*Questions to answer*.
[1] Copy out the passage of the angelfish forum thread from "1) IMHO and" to "removed the angel." without any changes.
[2] Answer these questions from the angelfish forum thread:
(a) What product did russkiimiha buy at the store for the angelfish?
(b) According to emc7, what did the oscar thread say popeye combined with bloat means?
(c) For how many days does jones57742 recommend adding Melafix and Pimafix to the tank?

# HELP, Angel fish :(



## russkiimiha (May 26, 2005)

one of my angelfish is bloated like a ball and looks to have popeye. I noticed this while it was in my temporary tank while i was cleaning my 30 gallon out. His been like this since sat morning. My tank rite now is perfect. I went to the store and got him Melafix antibacterial solution. I talked to a rep there that seems knowledgebell, i left the angel with the other 3 angels and 2 loaches and a pleco togther. His been on this anitbacterial solution 3 days now, has not made any progress yet. Any suggesitons?


----------



## TheOldSalt (Jan 28, 2005)

Melafix is a tonic good for keeping infections down, but it's not very useful at all once an infection has gotten so bad it causes bloating.
You can switch to some real antibiotics, but to tell you the truth, it's probably not worth it at this point.
By the way, it's never a good idea to leave an obviously sick fish in with a bunch of others. Thats how diseases spread, you know.


----------



## russkiimiha (May 26, 2005)

is my angel fish a goner???


----------



## emc7 (Jul 23, 2005)

On the oscar thread, it was stated that popeye+bloat means kidney failure and makes recovery very unlikely. Go buy some anti-biotics anyway so you'll be ready if any other fish get sick.


----------



## jones57742 (Sep 8, 2007)

Folks:

Ok: I am ready for the heat.

Rk:

1) IMHO and if you have a quarantine tank put the angel in that tank and try the meds per the previous posts but do not prolong the agony if immediate recovery is not immanent.

2) Procure and induce Melafix and Pimafix in accordance with the recommended dosage for 7 days into the tank from which you have removed the angel.

TR


----------

*Provided data*.
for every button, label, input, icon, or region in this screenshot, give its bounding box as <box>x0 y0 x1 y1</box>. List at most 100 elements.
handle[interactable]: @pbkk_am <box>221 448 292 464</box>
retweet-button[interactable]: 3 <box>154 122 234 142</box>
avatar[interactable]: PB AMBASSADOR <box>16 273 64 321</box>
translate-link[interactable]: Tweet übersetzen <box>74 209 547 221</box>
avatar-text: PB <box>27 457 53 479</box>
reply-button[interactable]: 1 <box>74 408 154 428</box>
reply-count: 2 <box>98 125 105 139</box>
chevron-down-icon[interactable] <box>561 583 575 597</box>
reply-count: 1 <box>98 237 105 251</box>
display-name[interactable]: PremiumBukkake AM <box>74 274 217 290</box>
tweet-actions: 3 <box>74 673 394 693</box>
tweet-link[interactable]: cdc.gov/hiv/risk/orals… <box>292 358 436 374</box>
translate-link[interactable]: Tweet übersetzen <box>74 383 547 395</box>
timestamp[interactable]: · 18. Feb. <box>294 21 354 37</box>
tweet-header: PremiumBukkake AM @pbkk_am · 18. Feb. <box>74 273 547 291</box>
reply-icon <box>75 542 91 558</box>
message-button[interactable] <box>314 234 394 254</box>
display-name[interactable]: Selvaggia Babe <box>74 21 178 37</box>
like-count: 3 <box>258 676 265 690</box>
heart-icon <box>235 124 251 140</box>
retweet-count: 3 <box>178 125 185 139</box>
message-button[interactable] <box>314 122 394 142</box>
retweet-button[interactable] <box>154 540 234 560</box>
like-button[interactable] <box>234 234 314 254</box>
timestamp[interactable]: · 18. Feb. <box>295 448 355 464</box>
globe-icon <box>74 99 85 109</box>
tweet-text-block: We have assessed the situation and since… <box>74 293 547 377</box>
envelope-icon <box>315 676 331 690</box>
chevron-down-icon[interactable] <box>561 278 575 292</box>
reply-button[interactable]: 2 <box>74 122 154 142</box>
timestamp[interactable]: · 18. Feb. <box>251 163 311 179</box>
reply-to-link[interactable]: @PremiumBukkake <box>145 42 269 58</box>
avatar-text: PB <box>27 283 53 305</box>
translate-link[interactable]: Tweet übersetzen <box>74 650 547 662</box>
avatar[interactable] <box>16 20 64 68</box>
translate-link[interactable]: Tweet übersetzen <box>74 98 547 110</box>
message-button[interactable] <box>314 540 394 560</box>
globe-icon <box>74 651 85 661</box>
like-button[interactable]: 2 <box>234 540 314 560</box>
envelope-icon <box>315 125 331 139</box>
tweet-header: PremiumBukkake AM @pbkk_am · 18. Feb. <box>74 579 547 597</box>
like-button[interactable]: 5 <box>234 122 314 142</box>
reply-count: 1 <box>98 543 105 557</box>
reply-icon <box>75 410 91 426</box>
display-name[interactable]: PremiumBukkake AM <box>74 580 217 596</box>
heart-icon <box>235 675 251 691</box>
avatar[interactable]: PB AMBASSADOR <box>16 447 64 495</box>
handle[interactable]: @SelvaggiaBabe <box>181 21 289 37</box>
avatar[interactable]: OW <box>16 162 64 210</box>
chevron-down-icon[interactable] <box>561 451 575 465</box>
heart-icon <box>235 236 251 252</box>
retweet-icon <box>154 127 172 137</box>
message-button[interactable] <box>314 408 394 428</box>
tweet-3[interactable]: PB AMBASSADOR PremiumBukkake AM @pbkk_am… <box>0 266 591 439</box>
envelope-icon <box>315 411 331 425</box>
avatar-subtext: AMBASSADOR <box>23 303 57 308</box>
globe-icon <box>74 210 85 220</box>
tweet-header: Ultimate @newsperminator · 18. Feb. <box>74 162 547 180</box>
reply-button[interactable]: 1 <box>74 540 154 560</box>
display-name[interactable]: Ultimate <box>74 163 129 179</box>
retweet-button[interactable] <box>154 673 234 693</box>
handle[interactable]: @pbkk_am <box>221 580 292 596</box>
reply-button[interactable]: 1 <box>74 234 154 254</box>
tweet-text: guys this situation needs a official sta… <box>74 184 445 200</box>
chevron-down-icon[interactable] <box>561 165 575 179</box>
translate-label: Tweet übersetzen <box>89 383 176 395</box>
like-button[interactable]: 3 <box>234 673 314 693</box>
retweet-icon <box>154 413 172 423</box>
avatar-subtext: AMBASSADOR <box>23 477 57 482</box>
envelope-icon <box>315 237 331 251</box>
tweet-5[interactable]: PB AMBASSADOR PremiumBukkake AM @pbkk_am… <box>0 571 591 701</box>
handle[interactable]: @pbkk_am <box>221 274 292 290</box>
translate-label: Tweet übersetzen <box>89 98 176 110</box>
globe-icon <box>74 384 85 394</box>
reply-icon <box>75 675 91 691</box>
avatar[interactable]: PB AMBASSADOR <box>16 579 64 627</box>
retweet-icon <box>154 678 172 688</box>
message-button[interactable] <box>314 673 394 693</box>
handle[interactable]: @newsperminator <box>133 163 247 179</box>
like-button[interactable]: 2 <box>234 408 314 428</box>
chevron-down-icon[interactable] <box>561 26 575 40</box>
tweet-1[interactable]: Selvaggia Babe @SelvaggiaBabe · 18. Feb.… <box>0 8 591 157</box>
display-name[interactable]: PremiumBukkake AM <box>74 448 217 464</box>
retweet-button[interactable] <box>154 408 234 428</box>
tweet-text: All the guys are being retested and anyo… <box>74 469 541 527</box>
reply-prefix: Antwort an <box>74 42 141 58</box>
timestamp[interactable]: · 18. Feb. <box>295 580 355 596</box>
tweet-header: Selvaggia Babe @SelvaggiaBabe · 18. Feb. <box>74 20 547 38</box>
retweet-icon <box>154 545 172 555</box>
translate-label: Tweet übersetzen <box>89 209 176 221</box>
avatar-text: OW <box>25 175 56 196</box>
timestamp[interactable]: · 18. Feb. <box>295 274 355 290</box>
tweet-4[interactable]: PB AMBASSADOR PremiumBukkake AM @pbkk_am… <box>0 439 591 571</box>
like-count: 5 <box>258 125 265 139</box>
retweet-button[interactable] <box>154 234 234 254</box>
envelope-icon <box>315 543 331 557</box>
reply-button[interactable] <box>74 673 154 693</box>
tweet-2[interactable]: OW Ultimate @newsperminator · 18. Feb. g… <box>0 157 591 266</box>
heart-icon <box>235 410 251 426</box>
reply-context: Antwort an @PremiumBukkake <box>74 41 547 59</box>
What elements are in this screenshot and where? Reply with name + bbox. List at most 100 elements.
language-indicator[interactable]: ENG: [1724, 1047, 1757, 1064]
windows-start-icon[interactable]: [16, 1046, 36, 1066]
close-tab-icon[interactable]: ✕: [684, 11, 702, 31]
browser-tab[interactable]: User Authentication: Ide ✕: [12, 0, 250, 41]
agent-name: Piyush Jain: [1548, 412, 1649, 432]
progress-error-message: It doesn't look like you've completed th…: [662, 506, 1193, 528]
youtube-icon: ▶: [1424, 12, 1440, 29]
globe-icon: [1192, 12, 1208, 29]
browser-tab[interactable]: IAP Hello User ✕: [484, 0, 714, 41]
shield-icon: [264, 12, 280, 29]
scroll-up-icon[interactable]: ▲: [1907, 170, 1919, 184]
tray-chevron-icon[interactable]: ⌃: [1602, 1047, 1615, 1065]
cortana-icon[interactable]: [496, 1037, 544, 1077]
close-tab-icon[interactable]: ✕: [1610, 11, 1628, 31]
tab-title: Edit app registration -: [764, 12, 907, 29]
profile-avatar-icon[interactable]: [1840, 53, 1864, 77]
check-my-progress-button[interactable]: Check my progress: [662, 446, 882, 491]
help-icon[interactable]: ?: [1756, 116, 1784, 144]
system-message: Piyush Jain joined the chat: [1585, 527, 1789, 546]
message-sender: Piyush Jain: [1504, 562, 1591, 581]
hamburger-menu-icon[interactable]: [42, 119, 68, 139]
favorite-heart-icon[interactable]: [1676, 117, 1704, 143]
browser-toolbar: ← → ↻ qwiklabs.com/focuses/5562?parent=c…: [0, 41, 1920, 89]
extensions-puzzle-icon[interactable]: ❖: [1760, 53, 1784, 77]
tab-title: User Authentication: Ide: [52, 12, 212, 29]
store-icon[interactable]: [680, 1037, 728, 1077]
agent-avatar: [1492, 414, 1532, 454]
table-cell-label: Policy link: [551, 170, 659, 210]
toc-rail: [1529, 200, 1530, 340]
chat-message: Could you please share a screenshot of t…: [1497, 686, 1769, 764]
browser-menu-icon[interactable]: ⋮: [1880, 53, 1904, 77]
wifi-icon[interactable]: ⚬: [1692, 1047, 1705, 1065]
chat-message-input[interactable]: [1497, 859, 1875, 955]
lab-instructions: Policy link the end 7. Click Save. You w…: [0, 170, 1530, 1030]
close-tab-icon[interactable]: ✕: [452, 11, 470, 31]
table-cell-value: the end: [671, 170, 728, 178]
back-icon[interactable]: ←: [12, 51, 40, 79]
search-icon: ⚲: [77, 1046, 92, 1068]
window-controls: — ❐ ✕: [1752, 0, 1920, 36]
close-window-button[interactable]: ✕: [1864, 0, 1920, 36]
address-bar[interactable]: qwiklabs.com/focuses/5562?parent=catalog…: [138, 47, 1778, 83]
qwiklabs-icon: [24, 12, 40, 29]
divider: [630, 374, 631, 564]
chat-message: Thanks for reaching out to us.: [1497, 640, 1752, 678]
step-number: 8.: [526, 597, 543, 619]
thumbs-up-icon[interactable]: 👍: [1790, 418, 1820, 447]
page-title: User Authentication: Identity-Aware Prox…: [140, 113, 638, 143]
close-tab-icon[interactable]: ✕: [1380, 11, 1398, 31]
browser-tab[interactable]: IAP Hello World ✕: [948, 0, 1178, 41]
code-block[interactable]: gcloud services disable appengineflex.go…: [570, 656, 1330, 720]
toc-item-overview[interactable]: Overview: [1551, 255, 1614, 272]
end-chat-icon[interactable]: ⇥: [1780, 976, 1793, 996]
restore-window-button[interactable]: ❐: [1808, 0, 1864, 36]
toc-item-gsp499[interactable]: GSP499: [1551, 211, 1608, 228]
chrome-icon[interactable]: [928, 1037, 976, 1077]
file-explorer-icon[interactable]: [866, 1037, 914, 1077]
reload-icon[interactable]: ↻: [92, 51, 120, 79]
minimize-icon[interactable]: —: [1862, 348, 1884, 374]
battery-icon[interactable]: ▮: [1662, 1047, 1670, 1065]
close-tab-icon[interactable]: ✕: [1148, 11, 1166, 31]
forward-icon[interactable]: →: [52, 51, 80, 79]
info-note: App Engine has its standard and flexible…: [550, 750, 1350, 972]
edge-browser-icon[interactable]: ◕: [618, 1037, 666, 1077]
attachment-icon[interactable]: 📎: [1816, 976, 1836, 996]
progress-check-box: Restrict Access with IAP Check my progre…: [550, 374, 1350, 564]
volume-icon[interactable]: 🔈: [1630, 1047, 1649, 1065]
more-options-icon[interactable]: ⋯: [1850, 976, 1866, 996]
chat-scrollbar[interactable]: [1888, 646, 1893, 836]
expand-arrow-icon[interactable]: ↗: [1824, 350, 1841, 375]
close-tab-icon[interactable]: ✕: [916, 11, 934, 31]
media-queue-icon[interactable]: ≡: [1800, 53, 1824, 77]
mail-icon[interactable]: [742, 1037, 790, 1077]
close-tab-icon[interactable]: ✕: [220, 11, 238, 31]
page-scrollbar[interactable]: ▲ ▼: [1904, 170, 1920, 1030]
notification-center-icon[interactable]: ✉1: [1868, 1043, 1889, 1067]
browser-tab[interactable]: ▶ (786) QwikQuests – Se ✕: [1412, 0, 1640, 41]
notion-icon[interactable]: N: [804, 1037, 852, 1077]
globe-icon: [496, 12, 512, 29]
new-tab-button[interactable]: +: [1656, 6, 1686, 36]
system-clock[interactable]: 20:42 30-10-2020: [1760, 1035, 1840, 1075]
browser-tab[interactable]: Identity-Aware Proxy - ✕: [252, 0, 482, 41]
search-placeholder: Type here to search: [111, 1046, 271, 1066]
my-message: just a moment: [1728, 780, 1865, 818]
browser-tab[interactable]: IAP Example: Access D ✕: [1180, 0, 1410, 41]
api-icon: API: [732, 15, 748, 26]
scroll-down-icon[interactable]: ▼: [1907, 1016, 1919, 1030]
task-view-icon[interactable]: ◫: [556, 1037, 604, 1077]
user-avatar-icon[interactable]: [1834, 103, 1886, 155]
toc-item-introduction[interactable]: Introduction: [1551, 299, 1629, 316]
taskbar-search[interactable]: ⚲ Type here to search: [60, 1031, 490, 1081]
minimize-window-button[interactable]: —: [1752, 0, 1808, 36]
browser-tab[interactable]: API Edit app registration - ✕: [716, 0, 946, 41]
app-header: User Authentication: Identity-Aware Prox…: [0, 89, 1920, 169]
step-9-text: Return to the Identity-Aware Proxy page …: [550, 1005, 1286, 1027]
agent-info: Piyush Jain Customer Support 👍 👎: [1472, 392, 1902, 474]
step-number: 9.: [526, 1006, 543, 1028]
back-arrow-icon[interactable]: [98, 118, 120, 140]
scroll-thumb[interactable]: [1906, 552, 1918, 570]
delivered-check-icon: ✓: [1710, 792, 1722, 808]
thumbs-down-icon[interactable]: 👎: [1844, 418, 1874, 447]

*Written answers*.
[1]
1) IMHO and if you have a quarantine tank put the angel in that tank and try the meds per the previous posts but do not prolong the agony if immediate recovery is not immanent.

2) Procure and induce Melafix and Pimafix in accordance with the recommended dosage for 7 days into the tank from which you have removed the angel.

[2]
(a) Melafix antibacterial solution
(b) Kidney failure, which makes recovery very unlikely
(c) 7 days